_PROBLEM TO SOLVE_: Some lines of these records may hold the word "What"; state how many, using only the number.

Collected data entries
Start

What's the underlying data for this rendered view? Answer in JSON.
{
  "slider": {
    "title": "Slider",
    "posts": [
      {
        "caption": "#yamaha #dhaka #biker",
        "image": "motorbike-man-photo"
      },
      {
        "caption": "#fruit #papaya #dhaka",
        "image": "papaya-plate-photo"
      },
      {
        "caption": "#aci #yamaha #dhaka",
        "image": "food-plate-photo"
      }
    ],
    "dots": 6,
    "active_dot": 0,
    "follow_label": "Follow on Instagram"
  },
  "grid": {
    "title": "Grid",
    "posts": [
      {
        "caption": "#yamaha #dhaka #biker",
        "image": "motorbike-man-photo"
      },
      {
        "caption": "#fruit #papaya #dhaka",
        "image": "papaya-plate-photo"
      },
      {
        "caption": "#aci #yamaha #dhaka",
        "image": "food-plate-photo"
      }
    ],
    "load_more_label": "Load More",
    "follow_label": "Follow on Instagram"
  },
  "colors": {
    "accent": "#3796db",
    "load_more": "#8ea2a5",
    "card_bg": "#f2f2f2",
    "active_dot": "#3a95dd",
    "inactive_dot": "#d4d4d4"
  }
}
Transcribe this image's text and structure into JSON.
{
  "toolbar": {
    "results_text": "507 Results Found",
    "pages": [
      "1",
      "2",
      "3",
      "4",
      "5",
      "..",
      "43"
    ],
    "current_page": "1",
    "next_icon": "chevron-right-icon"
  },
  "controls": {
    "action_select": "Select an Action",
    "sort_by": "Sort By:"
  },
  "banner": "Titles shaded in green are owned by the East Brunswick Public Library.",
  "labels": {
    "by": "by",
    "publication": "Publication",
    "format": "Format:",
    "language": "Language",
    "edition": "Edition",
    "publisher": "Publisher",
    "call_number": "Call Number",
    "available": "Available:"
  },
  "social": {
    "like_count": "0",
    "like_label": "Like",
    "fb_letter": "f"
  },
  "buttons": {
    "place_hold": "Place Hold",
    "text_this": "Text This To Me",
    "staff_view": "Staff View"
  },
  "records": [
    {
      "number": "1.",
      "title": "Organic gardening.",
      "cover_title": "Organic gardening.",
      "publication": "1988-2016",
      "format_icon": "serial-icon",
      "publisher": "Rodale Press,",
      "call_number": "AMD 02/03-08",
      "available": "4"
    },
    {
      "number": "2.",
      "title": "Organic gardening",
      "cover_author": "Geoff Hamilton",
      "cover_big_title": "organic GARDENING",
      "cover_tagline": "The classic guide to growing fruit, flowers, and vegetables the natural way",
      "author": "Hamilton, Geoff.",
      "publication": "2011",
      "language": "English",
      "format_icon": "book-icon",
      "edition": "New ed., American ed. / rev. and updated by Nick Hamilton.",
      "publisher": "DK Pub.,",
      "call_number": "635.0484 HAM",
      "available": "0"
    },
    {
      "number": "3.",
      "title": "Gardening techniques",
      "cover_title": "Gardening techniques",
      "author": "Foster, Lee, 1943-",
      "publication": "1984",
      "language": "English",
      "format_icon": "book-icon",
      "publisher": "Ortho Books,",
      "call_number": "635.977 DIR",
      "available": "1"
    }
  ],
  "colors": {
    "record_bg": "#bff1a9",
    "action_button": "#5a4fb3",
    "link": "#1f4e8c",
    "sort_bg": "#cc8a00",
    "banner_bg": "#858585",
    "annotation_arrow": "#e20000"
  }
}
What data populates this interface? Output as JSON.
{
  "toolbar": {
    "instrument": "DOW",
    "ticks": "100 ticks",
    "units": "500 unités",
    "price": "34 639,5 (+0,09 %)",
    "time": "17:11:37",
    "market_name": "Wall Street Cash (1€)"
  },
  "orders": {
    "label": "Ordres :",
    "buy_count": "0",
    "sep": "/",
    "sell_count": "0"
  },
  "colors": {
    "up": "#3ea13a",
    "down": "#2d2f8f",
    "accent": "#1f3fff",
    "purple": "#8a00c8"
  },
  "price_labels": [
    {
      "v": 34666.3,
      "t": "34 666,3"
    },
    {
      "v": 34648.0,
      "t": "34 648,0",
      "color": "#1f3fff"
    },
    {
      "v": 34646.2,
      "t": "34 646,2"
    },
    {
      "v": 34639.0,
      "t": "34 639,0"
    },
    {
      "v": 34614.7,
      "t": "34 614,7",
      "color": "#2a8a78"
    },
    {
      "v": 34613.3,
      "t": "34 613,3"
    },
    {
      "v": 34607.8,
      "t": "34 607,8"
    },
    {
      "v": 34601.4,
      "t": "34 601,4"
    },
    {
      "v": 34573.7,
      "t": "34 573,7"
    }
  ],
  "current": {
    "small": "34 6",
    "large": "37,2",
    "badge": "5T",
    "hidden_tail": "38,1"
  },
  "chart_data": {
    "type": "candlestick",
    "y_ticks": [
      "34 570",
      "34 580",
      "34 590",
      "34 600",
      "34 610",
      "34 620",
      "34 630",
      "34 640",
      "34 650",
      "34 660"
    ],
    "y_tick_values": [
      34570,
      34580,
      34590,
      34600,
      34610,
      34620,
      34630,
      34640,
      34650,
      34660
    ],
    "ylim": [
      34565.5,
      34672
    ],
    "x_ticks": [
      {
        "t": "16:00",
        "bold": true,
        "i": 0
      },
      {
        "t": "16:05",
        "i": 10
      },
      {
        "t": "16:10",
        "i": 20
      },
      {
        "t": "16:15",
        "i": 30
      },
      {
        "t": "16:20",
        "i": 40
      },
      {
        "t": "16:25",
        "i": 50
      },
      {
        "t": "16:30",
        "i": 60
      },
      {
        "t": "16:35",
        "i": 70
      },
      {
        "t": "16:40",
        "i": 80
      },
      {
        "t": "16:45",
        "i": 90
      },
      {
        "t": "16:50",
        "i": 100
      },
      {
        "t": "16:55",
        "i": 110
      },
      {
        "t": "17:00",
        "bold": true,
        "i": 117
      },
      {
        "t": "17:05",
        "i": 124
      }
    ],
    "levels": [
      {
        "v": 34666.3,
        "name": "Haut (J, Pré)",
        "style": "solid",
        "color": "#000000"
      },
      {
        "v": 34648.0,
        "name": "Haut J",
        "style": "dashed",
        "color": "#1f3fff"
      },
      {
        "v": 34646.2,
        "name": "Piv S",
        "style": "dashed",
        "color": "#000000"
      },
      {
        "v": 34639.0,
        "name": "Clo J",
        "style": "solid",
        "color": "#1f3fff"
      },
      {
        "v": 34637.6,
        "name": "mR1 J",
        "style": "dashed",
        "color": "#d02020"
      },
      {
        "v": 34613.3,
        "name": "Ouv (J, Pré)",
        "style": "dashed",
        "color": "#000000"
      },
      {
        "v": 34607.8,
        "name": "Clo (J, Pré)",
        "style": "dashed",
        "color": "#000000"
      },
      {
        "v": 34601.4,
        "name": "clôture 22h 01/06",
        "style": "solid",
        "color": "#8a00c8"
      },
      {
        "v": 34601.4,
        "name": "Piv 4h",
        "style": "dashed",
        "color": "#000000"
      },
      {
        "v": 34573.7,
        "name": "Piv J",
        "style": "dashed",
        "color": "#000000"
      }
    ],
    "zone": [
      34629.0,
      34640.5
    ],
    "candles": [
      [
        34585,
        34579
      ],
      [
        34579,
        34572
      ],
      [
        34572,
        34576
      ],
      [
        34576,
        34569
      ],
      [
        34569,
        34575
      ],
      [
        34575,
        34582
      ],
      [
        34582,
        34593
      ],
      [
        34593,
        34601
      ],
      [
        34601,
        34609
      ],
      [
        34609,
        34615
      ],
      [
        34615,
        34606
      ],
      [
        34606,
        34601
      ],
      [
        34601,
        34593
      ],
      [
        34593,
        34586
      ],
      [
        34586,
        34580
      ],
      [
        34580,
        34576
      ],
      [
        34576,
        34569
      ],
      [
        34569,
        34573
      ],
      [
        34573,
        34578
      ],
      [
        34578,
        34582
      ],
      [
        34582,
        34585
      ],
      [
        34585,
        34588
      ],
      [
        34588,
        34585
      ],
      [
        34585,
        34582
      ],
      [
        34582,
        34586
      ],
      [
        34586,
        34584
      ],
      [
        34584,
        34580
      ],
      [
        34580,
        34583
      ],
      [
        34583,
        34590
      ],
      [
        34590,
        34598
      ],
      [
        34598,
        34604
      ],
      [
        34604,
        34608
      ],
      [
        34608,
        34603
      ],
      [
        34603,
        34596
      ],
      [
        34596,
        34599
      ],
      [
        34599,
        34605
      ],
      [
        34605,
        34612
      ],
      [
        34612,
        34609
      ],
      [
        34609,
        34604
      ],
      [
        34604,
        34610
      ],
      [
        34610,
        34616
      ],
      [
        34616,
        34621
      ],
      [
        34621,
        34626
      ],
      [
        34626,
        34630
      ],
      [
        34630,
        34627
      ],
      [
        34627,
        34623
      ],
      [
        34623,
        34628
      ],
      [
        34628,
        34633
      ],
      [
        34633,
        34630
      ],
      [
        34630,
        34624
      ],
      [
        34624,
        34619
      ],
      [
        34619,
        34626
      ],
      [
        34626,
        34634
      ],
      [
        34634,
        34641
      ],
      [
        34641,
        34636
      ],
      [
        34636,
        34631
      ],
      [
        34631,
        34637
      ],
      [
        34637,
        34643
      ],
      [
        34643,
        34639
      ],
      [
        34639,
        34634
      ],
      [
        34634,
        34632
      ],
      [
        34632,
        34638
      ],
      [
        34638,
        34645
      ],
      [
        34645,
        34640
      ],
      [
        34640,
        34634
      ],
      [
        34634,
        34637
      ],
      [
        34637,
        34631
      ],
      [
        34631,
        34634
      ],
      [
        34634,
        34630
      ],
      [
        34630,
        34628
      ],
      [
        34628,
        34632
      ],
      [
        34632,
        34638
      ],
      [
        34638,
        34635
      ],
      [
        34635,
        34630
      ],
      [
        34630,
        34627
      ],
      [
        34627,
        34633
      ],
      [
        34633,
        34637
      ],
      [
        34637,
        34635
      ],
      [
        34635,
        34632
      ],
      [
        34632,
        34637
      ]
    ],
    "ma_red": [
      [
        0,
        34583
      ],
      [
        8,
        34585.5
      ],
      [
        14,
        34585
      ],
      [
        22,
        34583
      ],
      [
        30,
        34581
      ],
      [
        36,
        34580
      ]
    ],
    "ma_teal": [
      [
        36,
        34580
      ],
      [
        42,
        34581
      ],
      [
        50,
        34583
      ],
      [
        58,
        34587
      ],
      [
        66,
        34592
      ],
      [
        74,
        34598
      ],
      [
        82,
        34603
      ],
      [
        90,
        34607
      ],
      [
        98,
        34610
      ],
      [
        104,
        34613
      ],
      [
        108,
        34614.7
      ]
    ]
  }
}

End

_ANSWER TO THIS PROBLEM_: 2